◆ To do ◆
From the data that follows, copy every line holding the string "微热点大数据研究院".

◆ Data supplied ◆
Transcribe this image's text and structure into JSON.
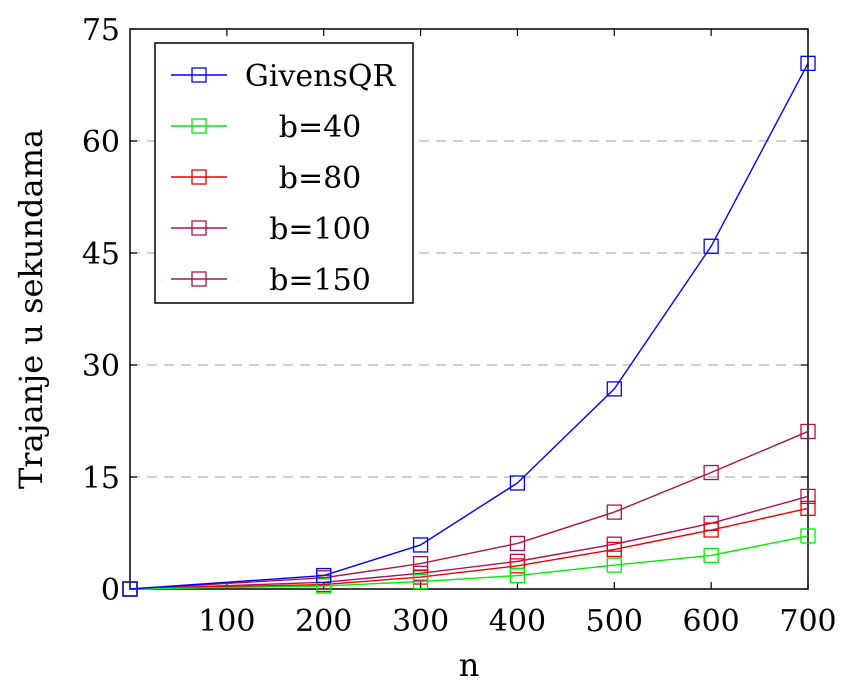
{
  "chart_data": {
    "type": "line",
    "xlabel": "n",
    "ylabel": "Trajanje u sekundama",
    "xlim": [
      0,
      700
    ],
    "ylim": [
      0,
      75
    ],
    "x_ticks": [
      100,
      200,
      300,
      400,
      500,
      600,
      700
    ],
    "y_ticks": [
      0,
      15,
      30,
      45,
      60,
      75
    ],
    "grid": "horizontal dashed",
    "legend_position": "top-left",
    "marker": "square",
    "x": [
      0,
      200,
      300,
      400,
      500,
      600,
      700
    ],
    "series": [
      {
        "name": "GivensQR",
        "color": "#0000ff",
        "values": [
          0,
          1.8,
          5.9,
          14.2,
          26.8,
          45.9,
          70.4
        ]
      },
      {
        "name": "b=40",
        "color": "#00ee00",
        "values": [
          0,
          0.4,
          1.0,
          1.8,
          3.2,
          4.5,
          7.1
        ]
      },
      {
        "name": "b=80",
        "color": "#ee0000",
        "values": [
          0,
          0.6,
          1.6,
          3.1,
          5.3,
          7.9,
          10.8
        ]
      },
      {
        "name": "b=100",
        "color": "#b0105e",
        "values": [
          0,
          0.9,
          2.1,
          3.7,
          6.0,
          8.8,
          12.4
        ]
      },
      {
        "name": "b=150",
        "color": "#b0104a",
        "values": [
          0,
          1.5,
          3.4,
          6.1,
          10.3,
          15.6,
          21.1
        ]
      }
    ]
  }
}
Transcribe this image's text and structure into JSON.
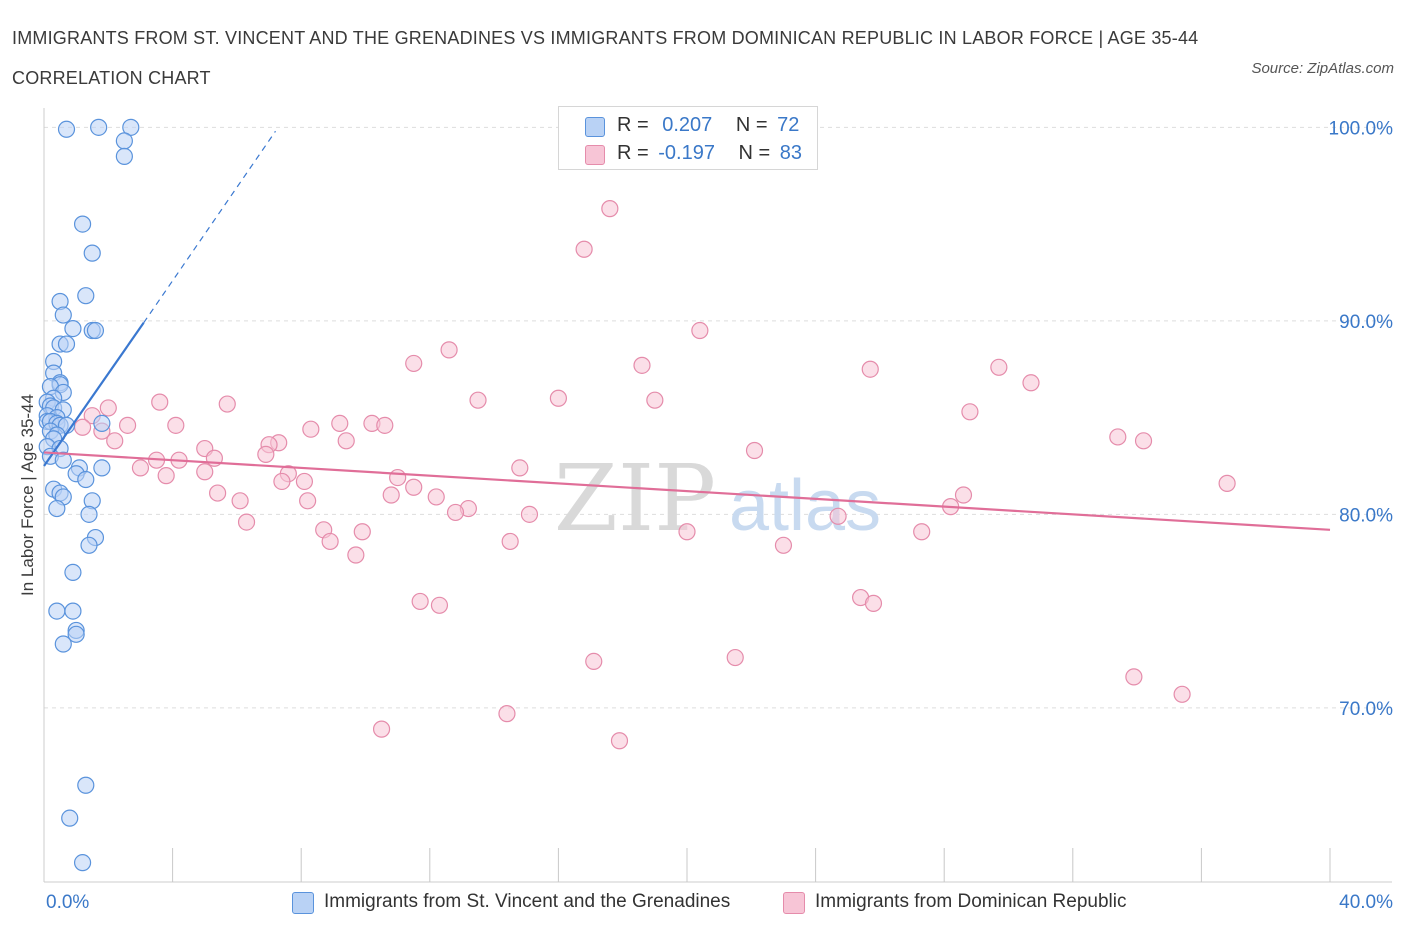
{
  "colors": {
    "blue_fill": "#b9d2f5",
    "blue_stroke": "#5a93dc",
    "blue_line": "#3a78d0",
    "pink_fill": "#f7c5d6",
    "pink_stroke": "#e58cab",
    "pink_line": "#e06e98",
    "grid": "#dddddd",
    "tick_label": "#3a78c8",
    "watermark": "#d9d9d9"
  },
  "chart_data": {
    "type": "scatter",
    "title": "IMMIGRANTS FROM ST. VINCENT AND THE GRENADINES VS IMMIGRANTS FROM DOMINICAN REPUBLIC IN LABOR FORCE | AGE 35-44 CORRELATION CHART",
    "source": "Source: ZipAtlas.com",
    "watermark": {
      "zip": "ZIP",
      "atlas": "atlas"
    },
    "ylabel": "In Labor Force | Age 35-44",
    "xlim": [
      0,
      40
    ],
    "ylim": [
      61,
      101
    ],
    "x_tick_labels": [
      {
        "value": 0,
        "label": "0.0%"
      },
      {
        "value": 40,
        "label": "40.0%"
      }
    ],
    "y_tick_labels": [
      {
        "value": 100,
        "label": "100.0%"
      },
      {
        "value": 90,
        "label": "90.0%"
      },
      {
        "value": 80,
        "label": "80.0%"
      },
      {
        "value": 70,
        "label": "70.0%"
      }
    ],
    "y_gridlines": [
      100,
      90,
      80,
      70
    ],
    "x_minor_ticks": [
      4,
      8,
      12,
      16,
      20,
      24,
      28,
      32,
      36,
      40
    ],
    "legend": {
      "r_label": "R =",
      "n_label": "N ="
    },
    "series": [
      {
        "name": "Immigrants from St. Vincent and the Grenadines",
        "R": "0.207",
        "N": "72",
        "color_key": "blue",
        "trend": {
          "x0": 0.0,
          "y0": 82.5,
          "x1": 3.1,
          "y1": 89.9,
          "dash_x1": 7.2,
          "dash_y1": 99.8
        },
        "points": [
          [
            0.7,
            99.9
          ],
          [
            1.7,
            100.0
          ],
          [
            2.7,
            100.0
          ],
          [
            2.5,
            99.3
          ],
          [
            2.5,
            98.5
          ],
          [
            1.2,
            95.0
          ],
          [
            1.5,
            93.5
          ],
          [
            1.3,
            91.3
          ],
          [
            0.5,
            91.0
          ],
          [
            0.6,
            90.3
          ],
          [
            0.9,
            89.6
          ],
          [
            1.5,
            89.5
          ],
          [
            1.6,
            89.5
          ],
          [
            0.5,
            88.8
          ],
          [
            0.7,
            88.8
          ],
          [
            0.3,
            87.9
          ],
          [
            0.3,
            87.3
          ],
          [
            0.5,
            86.8
          ],
          [
            0.5,
            86.7
          ],
          [
            0.2,
            86.6
          ],
          [
            0.6,
            86.3
          ],
          [
            0.3,
            86.0
          ],
          [
            0.1,
            85.8
          ],
          [
            0.2,
            85.6
          ],
          [
            0.3,
            85.5
          ],
          [
            0.6,
            85.4
          ],
          [
            0.1,
            85.1
          ],
          [
            0.4,
            85.0
          ],
          [
            0.1,
            84.8
          ],
          [
            0.2,
            84.8
          ],
          [
            0.4,
            84.7
          ],
          [
            0.5,
            84.6
          ],
          [
            0.7,
            84.6
          ],
          [
            1.8,
            84.7
          ],
          [
            0.2,
            84.3
          ],
          [
            0.4,
            84.1
          ],
          [
            0.3,
            83.9
          ],
          [
            0.1,
            83.5
          ],
          [
            0.5,
            83.4
          ],
          [
            0.2,
            83.0
          ],
          [
            0.6,
            82.8
          ],
          [
            1.1,
            82.4
          ],
          [
            1.8,
            82.4
          ],
          [
            1.0,
            82.1
          ],
          [
            1.3,
            81.8
          ],
          [
            0.3,
            81.3
          ],
          [
            0.5,
            81.1
          ],
          [
            0.6,
            80.9
          ],
          [
            1.5,
            80.7
          ],
          [
            0.4,
            80.3
          ],
          [
            1.4,
            80.0
          ],
          [
            1.6,
            78.8
          ],
          [
            1.4,
            78.4
          ],
          [
            0.9,
            77.0
          ],
          [
            0.4,
            75.0
          ],
          [
            0.9,
            75.0
          ],
          [
            1.0,
            74.0
          ],
          [
            1.0,
            73.8
          ],
          [
            0.6,
            73.3
          ],
          [
            1.3,
            66.0
          ],
          [
            0.8,
            64.3
          ],
          [
            1.2,
            62.0
          ]
        ]
      },
      {
        "name": "Immigrants from Dominican Republic",
        "R": "-0.197",
        "N": "83",
        "color_key": "pink",
        "trend": {
          "x0": 0.0,
          "y0": 83.2,
          "x1": 40.0,
          "y1": 79.2
        },
        "points": [
          [
            17.6,
            95.8
          ],
          [
            16.8,
            93.7
          ],
          [
            20.4,
            89.5
          ],
          [
            12.6,
            88.5
          ],
          [
            11.5,
            87.8
          ],
          [
            18.6,
            87.7
          ],
          [
            25.7,
            87.5
          ],
          [
            29.7,
            87.6
          ],
          [
            30.7,
            86.8
          ],
          [
            16.0,
            86.0
          ],
          [
            13.5,
            85.9
          ],
          [
            19.0,
            85.9
          ],
          [
            3.6,
            85.8
          ],
          [
            5.7,
            85.7
          ],
          [
            2.0,
            85.5
          ],
          [
            28.8,
            85.3
          ],
          [
            1.5,
            85.1
          ],
          [
            2.6,
            84.6
          ],
          [
            4.1,
            84.6
          ],
          [
            8.3,
            84.4
          ],
          [
            9.2,
            84.7
          ],
          [
            10.2,
            84.7
          ],
          [
            10.6,
            84.6
          ],
          [
            1.2,
            84.5
          ],
          [
            1.8,
            84.3
          ],
          [
            2.2,
            83.8
          ],
          [
            7.3,
            83.7
          ],
          [
            7.0,
            83.6
          ],
          [
            9.4,
            83.8
          ],
          [
            33.4,
            84.0
          ],
          [
            34.2,
            83.8
          ],
          [
            5.0,
            83.4
          ],
          [
            22.1,
            83.3
          ],
          [
            3.5,
            82.8
          ],
          [
            4.2,
            82.8
          ],
          [
            5.3,
            82.9
          ],
          [
            6.9,
            83.1
          ],
          [
            3.0,
            82.4
          ],
          [
            5.0,
            82.2
          ],
          [
            3.8,
            82.0
          ],
          [
            14.8,
            82.4
          ],
          [
            7.6,
            82.1
          ],
          [
            11.0,
            81.9
          ],
          [
            7.4,
            81.7
          ],
          [
            8.1,
            81.7
          ],
          [
            11.5,
            81.4
          ],
          [
            36.8,
            81.6
          ],
          [
            5.4,
            81.1
          ],
          [
            10.8,
            81.0
          ],
          [
            12.2,
            80.9
          ],
          [
            28.6,
            81.0
          ],
          [
            6.1,
            80.7
          ],
          [
            8.2,
            80.7
          ],
          [
            13.2,
            80.3
          ],
          [
            12.8,
            80.1
          ],
          [
            15.1,
            80.0
          ],
          [
            24.7,
            79.9
          ],
          [
            28.2,
            80.4
          ],
          [
            6.3,
            79.6
          ],
          [
            8.7,
            79.2
          ],
          [
            9.9,
            79.1
          ],
          [
            20.0,
            79.1
          ],
          [
            27.3,
            79.1
          ],
          [
            8.9,
            78.6
          ],
          [
            14.5,
            78.6
          ],
          [
            23.0,
            78.4
          ],
          [
            9.7,
            77.9
          ],
          [
            11.7,
            75.5
          ],
          [
            12.3,
            75.3
          ],
          [
            25.4,
            75.7
          ],
          [
            25.8,
            75.4
          ],
          [
            17.1,
            72.4
          ],
          [
            21.5,
            72.6
          ],
          [
            33.9,
            71.6
          ],
          [
            35.4,
            70.7
          ],
          [
            14.4,
            69.7
          ],
          [
            10.5,
            68.9
          ],
          [
            17.9,
            68.3
          ]
        ]
      }
    ]
  }
}
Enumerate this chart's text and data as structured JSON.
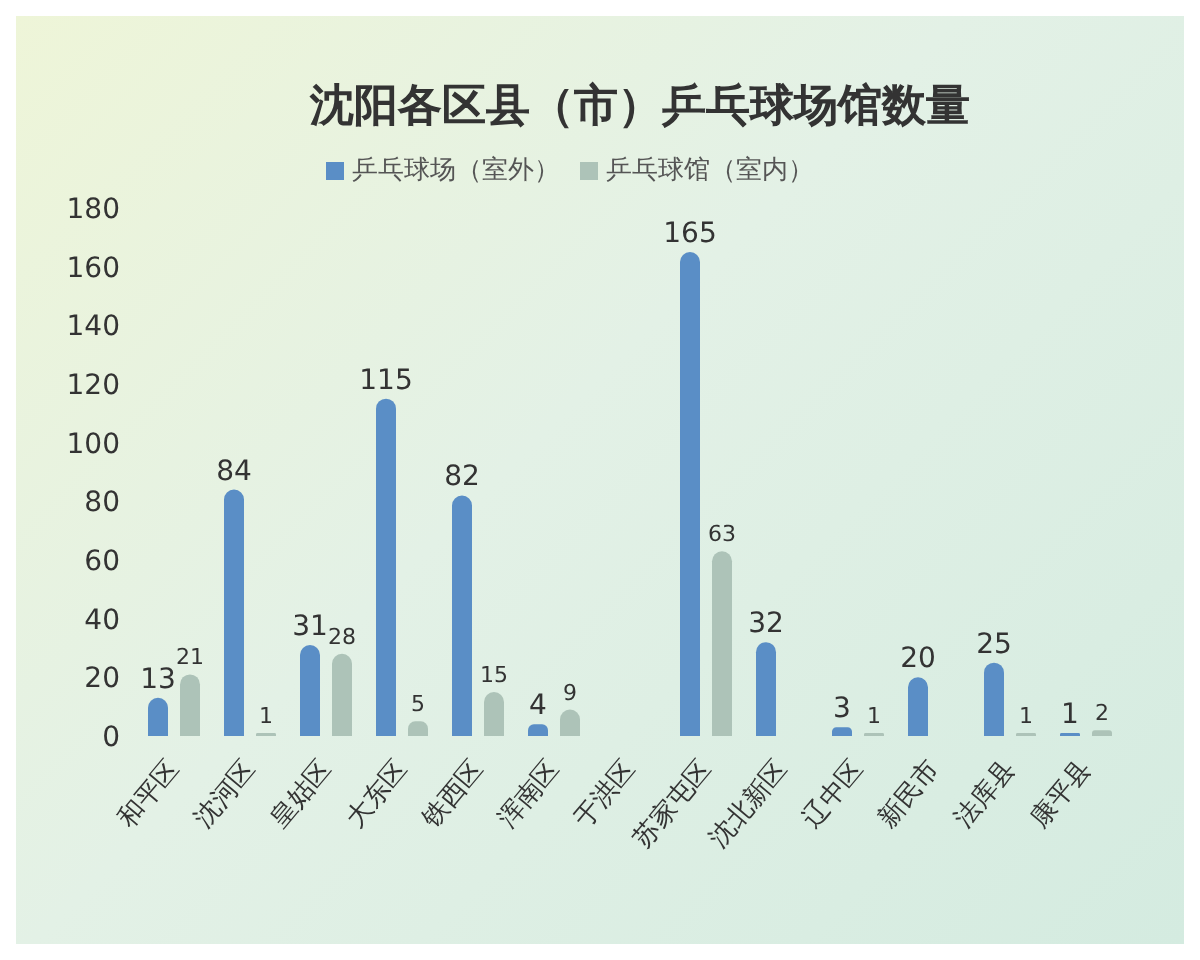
{
  "chart_data": {
    "type": "bar",
    "title": "沈阳各区县（市）乒乓球场馆数量",
    "categories": [
      "和平区",
      "沈河区",
      "皇姑区",
      "大东区",
      "铁西区",
      "浑南区",
      "于洪区",
      "苏家屯区",
      "沈北新区",
      "辽中区",
      "新民市",
      "法库县",
      "康平县"
    ],
    "series": [
      {
        "name": "乒乓球场（室外）",
        "color": "#5a8ec6",
        "values": [
          13,
          84,
          31,
          115,
          82,
          4,
          null,
          165,
          32,
          3,
          20,
          25,
          1
        ]
      },
      {
        "name": "乒乓球馆（室内）",
        "color": "#adc3b8",
        "values": [
          21,
          1,
          28,
          5,
          15,
          9,
          null,
          63,
          null,
          1,
          null,
          1,
          2
        ]
      }
    ],
    "ylim": [
      0,
      180
    ],
    "yticks": [
      0,
      20,
      40,
      60,
      80,
      100,
      120,
      140,
      160,
      180
    ],
    "legend": "top",
    "data_labels": true
  }
}
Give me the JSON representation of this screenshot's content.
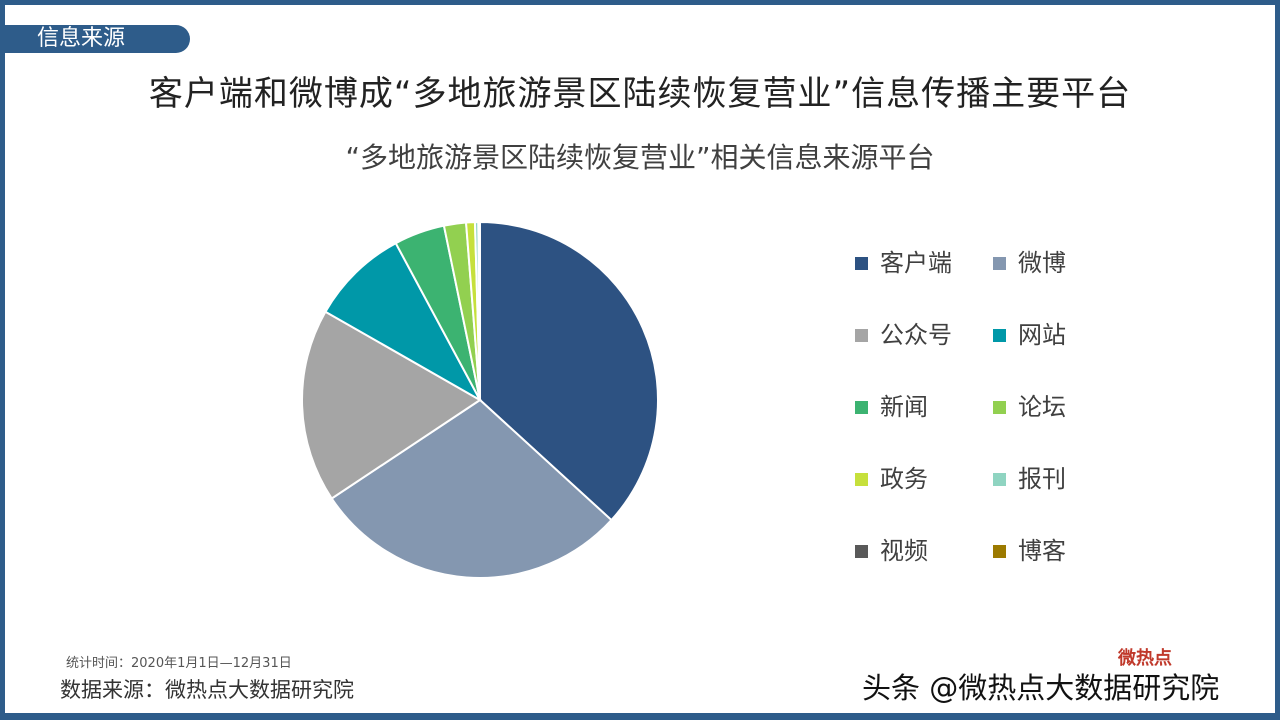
{
  "header": {
    "section_tag": "信息来源",
    "headline": "客户端和微博成“多地旅游景区陆续恢复营业”信息传播主要平台"
  },
  "chart_data": {
    "type": "pie",
    "title": "“多地旅游景区陆续恢复营业”相关信息来源平台",
    "categories": [
      "客户端",
      "微博",
      "公众号",
      "网站",
      "新闻",
      "论坛",
      "政务",
      "报刊",
      "视频",
      "博客"
    ],
    "values": [
      36.8,
      28.9,
      17.6,
      8.9,
      4.6,
      2.0,
      0.8,
      0.3,
      0.1,
      0.05
    ],
    "colors": [
      "#2d5282",
      "#8497b0",
      "#a5a5a5",
      "#0098a8",
      "#3cb371",
      "#92d050",
      "#c6e03c",
      "#8fd4c1",
      "#595959",
      "#9c7a00"
    ],
    "legend": "right"
  },
  "footer": {
    "stat_time": "统计时间：2020年1月1日—12月31日",
    "data_source": "数据来源：微热点大数据研究院",
    "watermark_logo": "微热点",
    "watermark": "头条 @微热点大数据研究院"
  }
}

◆ Answer for this exercise ◆
    "data_source": "数据来源：微热点大数据研究院",
    "watermark": "头条 @微热点大数据研究院"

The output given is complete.